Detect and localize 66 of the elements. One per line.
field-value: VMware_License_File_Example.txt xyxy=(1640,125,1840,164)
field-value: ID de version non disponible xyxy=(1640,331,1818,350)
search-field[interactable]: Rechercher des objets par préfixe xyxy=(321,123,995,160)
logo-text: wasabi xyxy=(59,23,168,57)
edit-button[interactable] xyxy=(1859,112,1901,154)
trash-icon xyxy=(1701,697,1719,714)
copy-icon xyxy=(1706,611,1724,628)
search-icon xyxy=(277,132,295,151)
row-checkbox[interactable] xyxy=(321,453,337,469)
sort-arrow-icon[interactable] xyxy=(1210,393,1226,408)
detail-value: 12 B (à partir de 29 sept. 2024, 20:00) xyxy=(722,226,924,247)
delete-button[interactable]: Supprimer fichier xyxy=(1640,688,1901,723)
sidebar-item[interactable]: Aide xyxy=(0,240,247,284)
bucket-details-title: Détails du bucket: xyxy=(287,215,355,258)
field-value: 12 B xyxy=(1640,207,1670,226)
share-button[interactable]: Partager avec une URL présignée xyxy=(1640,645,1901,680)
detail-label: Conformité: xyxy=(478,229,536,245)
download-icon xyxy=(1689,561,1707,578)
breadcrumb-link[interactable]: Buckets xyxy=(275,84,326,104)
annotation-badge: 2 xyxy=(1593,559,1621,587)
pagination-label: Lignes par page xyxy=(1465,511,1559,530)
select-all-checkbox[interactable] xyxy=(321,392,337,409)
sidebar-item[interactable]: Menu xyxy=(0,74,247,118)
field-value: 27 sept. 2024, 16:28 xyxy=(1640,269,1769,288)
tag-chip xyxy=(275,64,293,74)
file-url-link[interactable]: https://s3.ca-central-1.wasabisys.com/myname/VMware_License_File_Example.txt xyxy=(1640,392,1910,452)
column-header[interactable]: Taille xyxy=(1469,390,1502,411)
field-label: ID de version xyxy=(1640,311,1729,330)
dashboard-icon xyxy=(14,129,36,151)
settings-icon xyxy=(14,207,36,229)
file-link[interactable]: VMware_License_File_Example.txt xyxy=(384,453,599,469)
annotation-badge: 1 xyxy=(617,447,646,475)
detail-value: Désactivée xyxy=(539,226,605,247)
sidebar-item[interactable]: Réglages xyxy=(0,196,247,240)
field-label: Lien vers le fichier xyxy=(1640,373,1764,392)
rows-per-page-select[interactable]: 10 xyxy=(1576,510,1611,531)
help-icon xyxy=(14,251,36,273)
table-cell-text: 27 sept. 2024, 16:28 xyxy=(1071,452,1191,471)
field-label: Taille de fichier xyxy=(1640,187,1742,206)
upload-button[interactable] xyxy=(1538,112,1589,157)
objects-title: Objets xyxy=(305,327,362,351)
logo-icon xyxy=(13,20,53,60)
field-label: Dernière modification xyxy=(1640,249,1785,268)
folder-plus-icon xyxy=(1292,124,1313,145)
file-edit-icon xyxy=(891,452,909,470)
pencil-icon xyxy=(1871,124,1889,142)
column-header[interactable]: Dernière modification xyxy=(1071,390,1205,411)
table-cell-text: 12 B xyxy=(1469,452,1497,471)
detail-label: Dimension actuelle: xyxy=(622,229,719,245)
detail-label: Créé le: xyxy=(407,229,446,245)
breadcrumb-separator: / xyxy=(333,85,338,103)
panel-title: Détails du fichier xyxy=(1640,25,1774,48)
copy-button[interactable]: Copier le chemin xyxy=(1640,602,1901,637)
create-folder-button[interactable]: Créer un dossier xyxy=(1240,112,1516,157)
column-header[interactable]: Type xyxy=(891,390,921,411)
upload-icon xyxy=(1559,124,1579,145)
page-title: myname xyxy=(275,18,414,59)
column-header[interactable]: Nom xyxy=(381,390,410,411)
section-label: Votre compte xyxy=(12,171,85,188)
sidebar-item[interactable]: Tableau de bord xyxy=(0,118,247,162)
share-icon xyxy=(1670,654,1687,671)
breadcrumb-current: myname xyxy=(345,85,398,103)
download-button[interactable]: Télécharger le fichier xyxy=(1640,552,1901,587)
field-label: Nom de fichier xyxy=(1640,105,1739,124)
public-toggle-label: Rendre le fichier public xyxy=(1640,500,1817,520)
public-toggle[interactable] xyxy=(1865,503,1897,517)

Problem details> Reproduce all of the records above line for line, changing nothing.

The completed task>
Detect and localize 66 of the elements. One per line.
field-value: VMware_License_File_Example.txt xyxy=(1640,125,1840,164)
field-value: ID de version non disponible xyxy=(1640,331,1818,350)
search-field[interactable]: Rechercher des objets par préfixe xyxy=(321,123,995,160)
logo-text: wasabi xyxy=(59,23,168,57)
edit-button[interactable] xyxy=(1859,112,1901,154)
trash-icon xyxy=(1701,697,1719,714)
copy-icon xyxy=(1706,611,1724,628)
search-icon xyxy=(277,132,295,151)
row-checkbox[interactable] xyxy=(321,453,337,469)
sort-arrow-icon[interactable] xyxy=(1210,393,1226,408)
detail-value: 12 B (à partir de 29 sept. 2024, 20:00) xyxy=(722,226,924,247)
delete-button[interactable]: Supprimer fichier xyxy=(1640,688,1901,723)
sidebar-item[interactable]: Aide xyxy=(0,240,247,284)
bucket-details-title: Détails du bucket: xyxy=(287,215,355,258)
field-value: 12 B xyxy=(1640,207,1670,226)
share-button[interactable]: Partager avec une URL présignée xyxy=(1640,645,1901,680)
detail-label: Conformité: xyxy=(478,229,536,245)
download-icon xyxy=(1689,561,1707,578)
breadcrumb-link[interactable]: Buckets xyxy=(275,84,326,104)
annotation-badge: 2 xyxy=(1593,559,1621,587)
pagination-label: Lignes par page xyxy=(1465,511,1559,530)
select-all-checkbox[interactable] xyxy=(321,392,337,409)
sidebar-item[interactable]: Menu xyxy=(0,74,247,118)
field-value: 27 sept. 2024, 16:28 xyxy=(1640,269,1769,288)
tag-chip xyxy=(275,64,293,74)
file-url-link[interactable]: https://s3.ca-central-1.wasabisys.com/myname/VMware_License_File_Example.txt xyxy=(1640,392,1910,452)
column-header[interactable]: Taille xyxy=(1469,390,1502,411)
field-label: ID de version xyxy=(1640,311,1729,330)
dashboard-icon xyxy=(14,129,36,151)
settings-icon xyxy=(14,207,36,229)
file-link[interactable]: VMware_License_File_Example.txt xyxy=(384,453,599,469)
annotation-badge: 1 xyxy=(617,447,646,475)
detail-value: Désactivée xyxy=(539,226,605,247)
sidebar-item[interactable]: Réglages xyxy=(0,196,247,240)
field-label: Lien vers le fichier xyxy=(1640,373,1764,392)
rows-per-page-select[interactable]: 10 xyxy=(1576,510,1611,531)
help-icon xyxy=(14,251,36,273)
table-cell-text: 27 sept. 2024, 16:28 xyxy=(1071,452,1191,471)
field-label: Taille de fichier xyxy=(1640,187,1742,206)
upload-button[interactable] xyxy=(1538,112,1589,157)
objects-title: Objets xyxy=(305,327,362,351)
logo-icon xyxy=(13,20,53,60)
field-label: Dernière modification xyxy=(1640,249,1785,268)
folder-plus-icon xyxy=(1292,124,1313,145)
file-edit-icon xyxy=(891,452,909,470)
pencil-icon xyxy=(1871,124,1889,142)
column-header[interactable]: Dernière modification xyxy=(1071,390,1205,411)
table-cell-text: 12 B xyxy=(1469,452,1497,471)
detail-label: Dimension actuelle: xyxy=(622,229,719,245)
detail-label: Créé le: xyxy=(407,229,446,245)
breadcrumb-separator: / xyxy=(333,85,338,103)
panel-title: Détails du fichier xyxy=(1640,25,1774,48)
copy-button[interactable]: Copier le chemin xyxy=(1640,602,1901,637)
create-folder-button[interactable]: Créer un dossier xyxy=(1240,112,1516,157)
column-header[interactable]: Type xyxy=(891,390,921,411)
upload-icon xyxy=(1559,124,1579,145)
page-title: myname xyxy=(275,18,414,59)
column-header[interactable]: Nom xyxy=(381,390,410,411)
section-label: Votre compte xyxy=(12,171,85,188)
sidebar-item[interactable]: Tableau de bord xyxy=(0,118,247,162)
share-icon xyxy=(1670,654,1687,671)
breadcrumb-current: myname xyxy=(345,85,398,103)
download-button[interactable]: Télécharger le fichier xyxy=(1640,552,1901,587)
field-label: Nom de fichier xyxy=(1640,105,1739,124)
public-toggle-label: Rendre le fichier public xyxy=(1640,500,1817,520)
public-toggle[interactable] xyxy=(1865,503,1897,517)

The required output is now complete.